##### SOURCE MATERIAL #####

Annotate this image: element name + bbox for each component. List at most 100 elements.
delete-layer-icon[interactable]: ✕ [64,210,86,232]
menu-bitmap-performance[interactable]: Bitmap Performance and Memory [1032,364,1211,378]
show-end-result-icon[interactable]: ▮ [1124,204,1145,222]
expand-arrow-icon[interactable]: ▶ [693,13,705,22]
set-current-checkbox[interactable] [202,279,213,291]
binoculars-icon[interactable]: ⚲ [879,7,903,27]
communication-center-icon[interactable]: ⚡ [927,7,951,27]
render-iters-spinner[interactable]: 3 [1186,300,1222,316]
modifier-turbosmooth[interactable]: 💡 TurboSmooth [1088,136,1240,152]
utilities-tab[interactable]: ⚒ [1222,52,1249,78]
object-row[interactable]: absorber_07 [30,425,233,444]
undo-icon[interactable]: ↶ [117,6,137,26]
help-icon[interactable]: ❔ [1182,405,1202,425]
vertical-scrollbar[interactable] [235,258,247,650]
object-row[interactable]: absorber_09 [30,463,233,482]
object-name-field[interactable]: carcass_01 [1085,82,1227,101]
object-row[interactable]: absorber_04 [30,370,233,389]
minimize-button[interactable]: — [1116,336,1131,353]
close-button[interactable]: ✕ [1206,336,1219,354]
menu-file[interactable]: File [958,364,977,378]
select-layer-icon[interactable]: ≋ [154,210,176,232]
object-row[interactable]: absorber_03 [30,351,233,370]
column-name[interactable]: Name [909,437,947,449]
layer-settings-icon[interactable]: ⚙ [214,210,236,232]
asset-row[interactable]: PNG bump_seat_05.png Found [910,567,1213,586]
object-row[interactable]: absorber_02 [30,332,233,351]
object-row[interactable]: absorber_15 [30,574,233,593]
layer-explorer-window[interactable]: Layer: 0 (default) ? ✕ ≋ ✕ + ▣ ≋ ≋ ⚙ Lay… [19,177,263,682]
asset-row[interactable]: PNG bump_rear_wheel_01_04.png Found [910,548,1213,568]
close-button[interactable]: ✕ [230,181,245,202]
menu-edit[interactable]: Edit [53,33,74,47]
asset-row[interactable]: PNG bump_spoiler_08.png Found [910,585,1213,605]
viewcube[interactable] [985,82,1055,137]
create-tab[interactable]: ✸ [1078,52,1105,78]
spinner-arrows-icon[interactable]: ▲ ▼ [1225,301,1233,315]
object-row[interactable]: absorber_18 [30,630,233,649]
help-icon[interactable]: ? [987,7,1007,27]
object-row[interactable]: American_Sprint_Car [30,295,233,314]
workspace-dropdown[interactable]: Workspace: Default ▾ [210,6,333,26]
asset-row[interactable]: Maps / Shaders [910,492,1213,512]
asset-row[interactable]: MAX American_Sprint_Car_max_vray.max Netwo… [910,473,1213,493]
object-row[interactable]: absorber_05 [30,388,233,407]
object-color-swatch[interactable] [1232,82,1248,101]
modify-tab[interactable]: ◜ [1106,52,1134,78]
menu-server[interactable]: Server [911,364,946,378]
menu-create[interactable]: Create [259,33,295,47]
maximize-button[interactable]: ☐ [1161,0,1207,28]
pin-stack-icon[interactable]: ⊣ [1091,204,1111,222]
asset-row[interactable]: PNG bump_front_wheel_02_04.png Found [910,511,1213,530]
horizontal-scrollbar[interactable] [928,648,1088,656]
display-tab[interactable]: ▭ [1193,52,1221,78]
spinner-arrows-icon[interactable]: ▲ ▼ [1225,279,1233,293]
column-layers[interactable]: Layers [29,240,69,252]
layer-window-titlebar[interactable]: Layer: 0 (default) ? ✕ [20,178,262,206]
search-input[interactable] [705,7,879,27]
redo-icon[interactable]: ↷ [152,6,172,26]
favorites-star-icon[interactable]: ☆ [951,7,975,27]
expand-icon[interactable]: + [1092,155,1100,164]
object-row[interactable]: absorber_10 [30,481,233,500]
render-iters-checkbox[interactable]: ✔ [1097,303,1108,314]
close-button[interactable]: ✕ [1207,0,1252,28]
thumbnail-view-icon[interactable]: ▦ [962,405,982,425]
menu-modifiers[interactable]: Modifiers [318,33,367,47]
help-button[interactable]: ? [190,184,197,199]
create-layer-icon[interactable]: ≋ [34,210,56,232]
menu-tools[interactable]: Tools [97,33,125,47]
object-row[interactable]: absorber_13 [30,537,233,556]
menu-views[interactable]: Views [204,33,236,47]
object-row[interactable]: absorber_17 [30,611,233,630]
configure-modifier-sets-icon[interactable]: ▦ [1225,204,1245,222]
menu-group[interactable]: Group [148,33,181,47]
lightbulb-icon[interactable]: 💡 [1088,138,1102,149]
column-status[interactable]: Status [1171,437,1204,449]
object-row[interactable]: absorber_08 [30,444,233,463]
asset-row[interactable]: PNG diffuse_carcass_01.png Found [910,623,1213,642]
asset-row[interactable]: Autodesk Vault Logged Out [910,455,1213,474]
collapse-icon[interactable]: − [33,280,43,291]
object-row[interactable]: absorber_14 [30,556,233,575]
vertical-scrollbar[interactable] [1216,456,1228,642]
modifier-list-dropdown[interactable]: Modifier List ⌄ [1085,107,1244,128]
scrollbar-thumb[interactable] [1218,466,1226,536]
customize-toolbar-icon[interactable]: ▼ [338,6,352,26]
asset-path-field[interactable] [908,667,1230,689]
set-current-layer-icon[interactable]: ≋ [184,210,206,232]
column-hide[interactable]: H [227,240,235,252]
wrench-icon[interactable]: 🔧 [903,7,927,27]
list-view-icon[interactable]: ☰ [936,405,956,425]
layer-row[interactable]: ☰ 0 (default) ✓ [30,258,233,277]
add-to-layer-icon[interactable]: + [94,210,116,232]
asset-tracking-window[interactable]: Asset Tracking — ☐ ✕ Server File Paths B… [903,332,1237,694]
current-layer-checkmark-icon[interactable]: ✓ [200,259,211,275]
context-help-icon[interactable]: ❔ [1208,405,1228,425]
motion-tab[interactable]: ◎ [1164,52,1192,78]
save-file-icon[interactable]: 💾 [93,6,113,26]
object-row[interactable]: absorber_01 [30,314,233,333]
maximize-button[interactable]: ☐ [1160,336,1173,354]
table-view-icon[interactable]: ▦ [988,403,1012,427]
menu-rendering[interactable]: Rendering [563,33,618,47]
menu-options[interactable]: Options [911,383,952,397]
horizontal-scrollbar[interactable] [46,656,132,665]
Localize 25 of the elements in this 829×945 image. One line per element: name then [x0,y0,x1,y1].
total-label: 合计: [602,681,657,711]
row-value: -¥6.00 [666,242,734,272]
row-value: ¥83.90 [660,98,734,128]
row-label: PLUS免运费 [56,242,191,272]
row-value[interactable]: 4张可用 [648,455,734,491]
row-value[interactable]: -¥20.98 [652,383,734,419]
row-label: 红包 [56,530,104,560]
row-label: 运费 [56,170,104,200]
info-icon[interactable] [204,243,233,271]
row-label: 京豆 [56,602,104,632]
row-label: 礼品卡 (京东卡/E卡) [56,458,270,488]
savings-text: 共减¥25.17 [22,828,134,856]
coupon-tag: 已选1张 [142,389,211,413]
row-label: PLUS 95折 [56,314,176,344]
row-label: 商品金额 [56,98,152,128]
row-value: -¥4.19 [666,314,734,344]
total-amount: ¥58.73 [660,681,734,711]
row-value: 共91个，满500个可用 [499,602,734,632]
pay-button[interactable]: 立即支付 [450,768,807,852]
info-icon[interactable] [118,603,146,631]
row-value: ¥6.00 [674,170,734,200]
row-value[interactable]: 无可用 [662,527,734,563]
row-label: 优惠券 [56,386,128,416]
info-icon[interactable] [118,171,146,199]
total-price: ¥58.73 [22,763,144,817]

#####

> **GOAL**
Print every line of the data above again, unchanged and in the same order.

> **WRITTEN ANSWER**
Annotate this image: element name + bbox for each component. List at most 100 elements.
delete-layer-icon[interactable]: ✕ [64,210,86,232]
menu-bitmap-performance[interactable]: Bitmap Performance and Memory [1032,364,1211,378]
show-end-result-icon[interactable]: ▮ [1124,204,1145,222]
expand-arrow-icon[interactable]: ▶ [693,13,705,22]
set-current-checkbox[interactable] [202,279,213,291]
binoculars-icon[interactable]: ⚲ [879,7,903,27]
communication-center-icon[interactable]: ⚡ [927,7,951,27]
render-iters-spinner[interactable]: 3 [1186,300,1222,316]
modifier-turbosmooth[interactable]: 💡 TurboSmooth [1088,136,1240,152]
utilities-tab[interactable]: ⚒ [1222,52,1249,78]
object-row[interactable]: absorber_07 [30,425,233,444]
undo-icon[interactable]: ↶ [117,6,137,26]
help-icon[interactable]: ❔ [1182,405,1202,425]
vertical-scrollbar[interactable] [235,258,247,650]
object-row[interactable]: absorber_09 [30,463,233,482]
object-name-field[interactable]: carcass_01 [1085,82,1227,101]
object-row[interactable]: absorber_04 [30,370,233,389]
minimize-button[interactable]: — [1116,336,1131,353]
close-button[interactable]: ✕ [1206,336,1219,354]
menu-file[interactable]: File [958,364,977,378]
select-layer-icon[interactable]: ≋ [154,210,176,232]
object-row[interactable]: absorber_03 [30,351,233,370]
column-name[interactable]: Name [909,437,947,449]
layer-settings-icon[interactable]: ⚙ [214,210,236,232]
asset-row[interactable]: PNG bump_seat_05.png Found [910,567,1213,586]
object-row[interactable]: absorber_02 [30,332,233,351]
object-row[interactable]: absorber_15 [30,574,233,593]
layer-explorer-window[interactable]: Layer: 0 (default) ? ✕ ≋ ✕ + ▣ ≋ ≋ ⚙ Lay… [19,177,263,682]
asset-row[interactable]: PNG bump_rear_wheel_01_04.png Found [910,548,1213,568]
close-button[interactable]: ✕ [230,181,245,202]
menu-edit[interactable]: Edit [53,33,74,47]
asset-row[interactable]: PNG bump_spoiler_08.png Found [910,585,1213,605]
viewcube[interactable] [985,82,1055,137]
create-tab[interactable]: ✸ [1078,52,1105,78]
spinner-arrows-icon[interactable]: ▲ ▼ [1225,301,1233,315]
object-row[interactable]: absorber_18 [30,630,233,649]
help-icon[interactable]: ? [987,7,1007,27]
object-row[interactable]: American_Sprint_Car [30,295,233,314]
workspace-dropdown[interactable]: Workspace: Default ▾ [210,6,333,26]
asset-row[interactable]: Maps / Shaders [910,492,1213,512]
asset-row[interactable]: MAX American_Sprint_Car_max_vray.max Netwo… [910,473,1213,493]
object-row[interactable]: absorber_05 [30,388,233,407]
object-color-swatch[interactable] [1232,82,1248,101]
modify-tab[interactable]: ◜ [1106,52,1134,78]
menu-server[interactable]: Server [911,364,946,378]
menu-create[interactable]: Create [259,33,295,47]
maximize-button[interactable]: ☐ [1161,0,1207,28]
pin-stack-icon[interactable]: ⊣ [1091,204,1111,222]
asset-row[interactable]: PNG bump_front_wheel_02_04.png Found [910,511,1213,530]
horizontal-scrollbar[interactable] [928,648,1088,656]
display-tab[interactable]: ▭ [1193,52,1221,78]
spinner-arrows-icon[interactable]: ▲ ▼ [1225,279,1233,293]
column-layers[interactable]: Layers [29,240,69,252]
layer-window-titlebar[interactable]: Layer: 0 (default) ? ✕ [20,178,262,206]
search-input[interactable] [705,7,879,27]
redo-icon[interactable]: ↷ [152,6,172,26]
favorites-star-icon[interactable]: ☆ [951,7,975,27]
expand-icon[interactable]: + [1092,155,1100,164]
object-row[interactable]: absorber_10 [30,481,233,500]
render-iters-checkbox[interactable]: ✔ [1097,303,1108,314]
close-button[interactable]: ✕ [1207,0,1252,28]
thumbnail-view-icon[interactable]: ▦ [962,405,982,425]
menu-modifiers[interactable]: Modifiers [318,33,367,47]
help-button[interactable]: ? [190,184,197,199]
create-layer-icon[interactable]: ≋ [34,210,56,232]
menu-tools[interactable]: Tools [97,33,125,47]
object-row[interactable]: absorber_13 [30,537,233,556]
menu-views[interactable]: Views [204,33,236,47]
object-row[interactable]: absorber_17 [30,611,233,630]
configure-modifier-sets-icon[interactable]: ▦ [1225,204,1245,222]
menu-group[interactable]: Group [148,33,181,47]
lightbulb-icon[interactable]: 💡 [1088,138,1102,149]
column-status[interactable]: Status [1171,437,1204,449]
object-row[interactable]: absorber_08 [30,444,233,463]
asset-row[interactable]: PNG diffuse_carcass_01.png Found [910,623,1213,642]
asset-row[interactable]: Autodesk Vault Logged Out [910,455,1213,474]
collapse-icon[interactable]: − [33,280,43,291]
object-row[interactable]: absorber_14 [30,556,233,575]
vertical-scrollbar[interactable] [1216,456,1228,642]
modifier-list-dropdown[interactable]: Modifier List ⌄ [1085,107,1244,128]
scrollbar-thumb[interactable] [1218,466,1226,536]
customize-toolbar-icon[interactable]: ▼ [338,6,352,26]
asset-path-field[interactable] [908,667,1230,689]
set-current-layer-icon[interactable]: ≋ [184,210,206,232]
column-hide[interactable]: H [227,240,235,252]
wrench-icon[interactable]: 🔧 [903,7,927,27]
list-view-icon[interactable]: ☰ [936,405,956,425]
layer-row[interactable]: ☰ 0 (default) ✓ [30,258,233,277]
add-to-layer-icon[interactable]: + [94,210,116,232]
asset-tracking-window[interactable]: Asset Tracking — ☐ ✕ Server File Paths B… [903,332,1237,694]
current-layer-checkmark-icon[interactable]: ✓ [200,259,211,275]
context-help-icon[interactable]: ❔ [1208,405,1228,425]
motion-tab[interactable]: ◎ [1164,52,1192,78]
save-file-icon[interactable]: 💾 [93,6,113,26]
object-row[interactable]: absorber_01 [30,314,233,333]
maximize-button[interactable]: ☐ [1160,336,1173,354]
table-view-icon[interactable]: ▦ [988,403,1012,427]
menu-rendering[interactable]: Rendering [563,33,618,47]
menu-options[interactable]: Options [911,383,952,397]
horizontal-scrollbar[interactable] [46,656,132,665]
Localize 25 of the elements in this 829×945 image. One line per element: name then [x0,y0,x1,y1].
total-label: 合计: [602,681,657,711]
row-value: -¥6.00 [666,242,734,272]
row-value: ¥83.90 [660,98,734,128]
row-label: PLUS免运费 [56,242,191,272]
row-value[interactable]: 4张可用 [648,455,734,491]
row-value[interactable]: -¥20.98 [652,383,734,419]
row-label: 红包 [56,530,104,560]
row-label: 运费 [56,170,104,200]
info-icon[interactable] [204,243,233,271]
row-label: 京豆 [56,602,104,632]
row-label: 礼品卡 (京东卡/E卡) [56,458,270,488]
savings-text: 共减¥25.17 [22,828,134,856]
coupon-tag: 已选1张 [142,389,211,413]
row-label: PLUS 95折 [56,314,176,344]
row-label: 商品金额 [56,98,152,128]
row-value: -¥4.19 [666,314,734,344]
total-amount: ¥58.73 [660,681,734,711]
row-value: 共91个，满500个可用 [499,602,734,632]
pay-button[interactable]: 立即支付 [450,768,807,852]
info-icon[interactable] [118,603,146,631]
row-value: ¥6.00 [674,170,734,200]
row-value[interactable]: 无可用 [662,527,734,563]
row-label: 优惠券 [56,386,128,416]
info-icon[interactable] [118,171,146,199]
total-price: ¥58.73 [22,763,144,817]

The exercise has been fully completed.